§ Given exercise: Reproduce each line exactly.

§ Working data:
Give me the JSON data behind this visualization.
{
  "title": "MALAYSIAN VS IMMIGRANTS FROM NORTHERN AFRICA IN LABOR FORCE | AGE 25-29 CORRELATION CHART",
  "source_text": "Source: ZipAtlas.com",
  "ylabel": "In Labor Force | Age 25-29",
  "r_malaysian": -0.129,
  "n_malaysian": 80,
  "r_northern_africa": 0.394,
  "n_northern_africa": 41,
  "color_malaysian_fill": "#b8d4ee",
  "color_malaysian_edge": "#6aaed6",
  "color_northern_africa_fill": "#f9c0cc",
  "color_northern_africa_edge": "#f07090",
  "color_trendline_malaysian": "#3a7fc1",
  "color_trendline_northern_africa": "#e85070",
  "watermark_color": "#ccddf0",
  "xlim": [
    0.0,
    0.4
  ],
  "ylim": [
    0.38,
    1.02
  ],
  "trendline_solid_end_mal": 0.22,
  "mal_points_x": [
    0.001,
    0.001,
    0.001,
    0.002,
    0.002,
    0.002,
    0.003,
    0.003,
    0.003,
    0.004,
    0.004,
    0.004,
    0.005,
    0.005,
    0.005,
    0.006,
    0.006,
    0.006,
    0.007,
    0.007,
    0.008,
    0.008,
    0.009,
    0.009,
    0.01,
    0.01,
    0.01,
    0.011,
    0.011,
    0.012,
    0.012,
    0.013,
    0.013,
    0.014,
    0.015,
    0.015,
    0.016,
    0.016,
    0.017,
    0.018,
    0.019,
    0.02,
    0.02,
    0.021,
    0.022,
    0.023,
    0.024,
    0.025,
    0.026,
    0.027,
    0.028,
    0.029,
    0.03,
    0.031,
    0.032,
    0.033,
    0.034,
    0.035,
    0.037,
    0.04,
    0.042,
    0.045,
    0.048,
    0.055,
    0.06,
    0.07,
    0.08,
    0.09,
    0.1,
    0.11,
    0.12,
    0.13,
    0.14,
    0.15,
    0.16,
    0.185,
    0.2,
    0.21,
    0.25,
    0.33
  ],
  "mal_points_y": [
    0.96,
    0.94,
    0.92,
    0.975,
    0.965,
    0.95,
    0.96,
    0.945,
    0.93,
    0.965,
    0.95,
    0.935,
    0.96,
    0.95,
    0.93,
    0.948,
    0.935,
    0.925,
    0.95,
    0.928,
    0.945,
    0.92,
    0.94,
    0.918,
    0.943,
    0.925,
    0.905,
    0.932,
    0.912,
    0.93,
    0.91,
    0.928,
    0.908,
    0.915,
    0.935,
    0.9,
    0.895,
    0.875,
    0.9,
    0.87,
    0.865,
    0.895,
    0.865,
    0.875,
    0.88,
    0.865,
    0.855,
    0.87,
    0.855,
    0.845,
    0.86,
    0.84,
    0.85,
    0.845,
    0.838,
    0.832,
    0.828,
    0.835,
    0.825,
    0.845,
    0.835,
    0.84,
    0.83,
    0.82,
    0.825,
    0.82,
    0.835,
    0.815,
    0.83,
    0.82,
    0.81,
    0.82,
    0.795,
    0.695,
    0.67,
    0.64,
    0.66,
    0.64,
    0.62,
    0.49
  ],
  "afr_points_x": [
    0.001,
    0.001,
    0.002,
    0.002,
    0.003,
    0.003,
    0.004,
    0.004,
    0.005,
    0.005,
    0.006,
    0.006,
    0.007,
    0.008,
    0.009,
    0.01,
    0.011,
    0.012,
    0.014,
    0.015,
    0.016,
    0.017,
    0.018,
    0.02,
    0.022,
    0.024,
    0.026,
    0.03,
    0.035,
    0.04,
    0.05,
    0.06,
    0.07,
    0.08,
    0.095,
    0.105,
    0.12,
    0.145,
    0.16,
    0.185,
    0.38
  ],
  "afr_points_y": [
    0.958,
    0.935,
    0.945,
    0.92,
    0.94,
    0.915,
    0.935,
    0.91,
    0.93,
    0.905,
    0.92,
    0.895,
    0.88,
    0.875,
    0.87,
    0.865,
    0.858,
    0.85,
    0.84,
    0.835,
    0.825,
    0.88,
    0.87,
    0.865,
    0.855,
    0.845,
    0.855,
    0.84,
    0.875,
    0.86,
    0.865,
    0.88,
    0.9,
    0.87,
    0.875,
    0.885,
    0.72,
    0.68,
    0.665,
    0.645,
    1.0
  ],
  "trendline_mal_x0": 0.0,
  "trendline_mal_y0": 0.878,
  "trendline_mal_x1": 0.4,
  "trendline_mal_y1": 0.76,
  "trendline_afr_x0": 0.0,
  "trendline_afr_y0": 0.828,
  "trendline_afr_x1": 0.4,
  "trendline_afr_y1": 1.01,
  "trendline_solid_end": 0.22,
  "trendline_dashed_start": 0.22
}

§ Solution to this exercise:
Give me the JSON data behind this visualization.
{
  "title": "MALAYSIAN VS IMMIGRANTS FROM NORTHERN AFRICA IN LABOR FORCE | AGE 25-29 CORRELATION CHART",
  "source_text": "Source: ZipAtlas.com",
  "ylabel": "In Labor Force | Age 25-29",
  "r_malaysian": -0.129,
  "n_malaysian": 80,
  "r_northern_africa": 0.394,
  "n_northern_africa": 41,
  "color_malaysian_fill": "#b8d4ee",
  "color_malaysian_edge": "#6aaed6",
  "color_northern_africa_fill": "#f9c0cc",
  "color_northern_africa_edge": "#f07090",
  "color_trendline_malaysian": "#3a7fc1",
  "color_trendline_northern_africa": "#e85070",
  "watermark_color": "#ccddf0",
  "xlim": [
    0.0,
    0.4
  ],
  "ylim": [
    0.38,
    1.02
  ],
  "trendline_solid_end_mal": 0.22,
  "mal_points_x": [
    0.001,
    0.001,
    0.001,
    0.002,
    0.002,
    0.002,
    0.003,
    0.003,
    0.003,
    0.004,
    0.004,
    0.004,
    0.005,
    0.005,
    0.005,
    0.006,
    0.006,
    0.006,
    0.007,
    0.007,
    0.008,
    0.008,
    0.009,
    0.009,
    0.01,
    0.01,
    0.01,
    0.011,
    0.011,
    0.012,
    0.012,
    0.013,
    0.013,
    0.014,
    0.015,
    0.015,
    0.016,
    0.016,
    0.017,
    0.018,
    0.019,
    0.02,
    0.02,
    0.021,
    0.022,
    0.023,
    0.024,
    0.025,
    0.026,
    0.027,
    0.028,
    0.029,
    0.03,
    0.031,
    0.032,
    0.033,
    0.034,
    0.035,
    0.037,
    0.04,
    0.042,
    0.045,
    0.048,
    0.055,
    0.06,
    0.07,
    0.08,
    0.09,
    0.1,
    0.11,
    0.12,
    0.13,
    0.14,
    0.15,
    0.16,
    0.185,
    0.2,
    0.21,
    0.25,
    0.33
  ],
  "mal_points_y": [
    0.96,
    0.94,
    0.92,
    0.975,
    0.965,
    0.95,
    0.96,
    0.945,
    0.93,
    0.965,
    0.95,
    0.935,
    0.96,
    0.95,
    0.93,
    0.948,
    0.935,
    0.925,
    0.95,
    0.928,
    0.945,
    0.92,
    0.94,
    0.918,
    0.943,
    0.925,
    0.905,
    0.932,
    0.912,
    0.93,
    0.91,
    0.928,
    0.908,
    0.915,
    0.935,
    0.9,
    0.895,
    0.875,
    0.9,
    0.87,
    0.865,
    0.895,
    0.865,
    0.875,
    0.88,
    0.865,
    0.855,
    0.87,
    0.855,
    0.845,
    0.86,
    0.84,
    0.85,
    0.845,
    0.838,
    0.832,
    0.828,
    0.835,
    0.825,
    0.845,
    0.835,
    0.84,
    0.83,
    0.82,
    0.825,
    0.82,
    0.835,
    0.815,
    0.83,
    0.82,
    0.81,
    0.82,
    0.795,
    0.695,
    0.67,
    0.64,
    0.66,
    0.64,
    0.62,
    0.49
  ],
  "afr_points_x": [
    0.001,
    0.001,
    0.002,
    0.002,
    0.003,
    0.003,
    0.004,
    0.004,
    0.005,
    0.005,
    0.006,
    0.006,
    0.007,
    0.008,
    0.009,
    0.01,
    0.011,
    0.012,
    0.014,
    0.015,
    0.016,
    0.017,
    0.018,
    0.02,
    0.022,
    0.024,
    0.026,
    0.03,
    0.035,
    0.04,
    0.05,
    0.06,
    0.07,
    0.08,
    0.095,
    0.105,
    0.12,
    0.145,
    0.16,
    0.185,
    0.38
  ],
  "afr_points_y": [
    0.958,
    0.935,
    0.945,
    0.92,
    0.94,
    0.915,
    0.935,
    0.91,
    0.93,
    0.905,
    0.92,
    0.895,
    0.88,
    0.875,
    0.87,
    0.865,
    0.858,
    0.85,
    0.84,
    0.835,
    0.825,
    0.88,
    0.87,
    0.865,
    0.855,
    0.845,
    0.855,
    0.84,
    0.875,
    0.86,
    0.865,
    0.88,
    0.9,
    0.87,
    0.875,
    0.885,
    0.72,
    0.68,
    0.665,
    0.645,
    1.0
  ],
  "trendline_mal_x0": 0.0,
  "trendline_mal_y0": 0.878,
  "trendline_mal_x1": 0.4,
  "trendline_mal_y1": 0.76,
  "trendline_afr_x0": 0.0,
  "trendline_afr_y0": 0.828,
  "trendline_afr_x1": 0.4,
  "trendline_afr_y1": 1.01,
  "trendline_solid_end": 0.22,
  "trendline_dashed_start": 0.22
}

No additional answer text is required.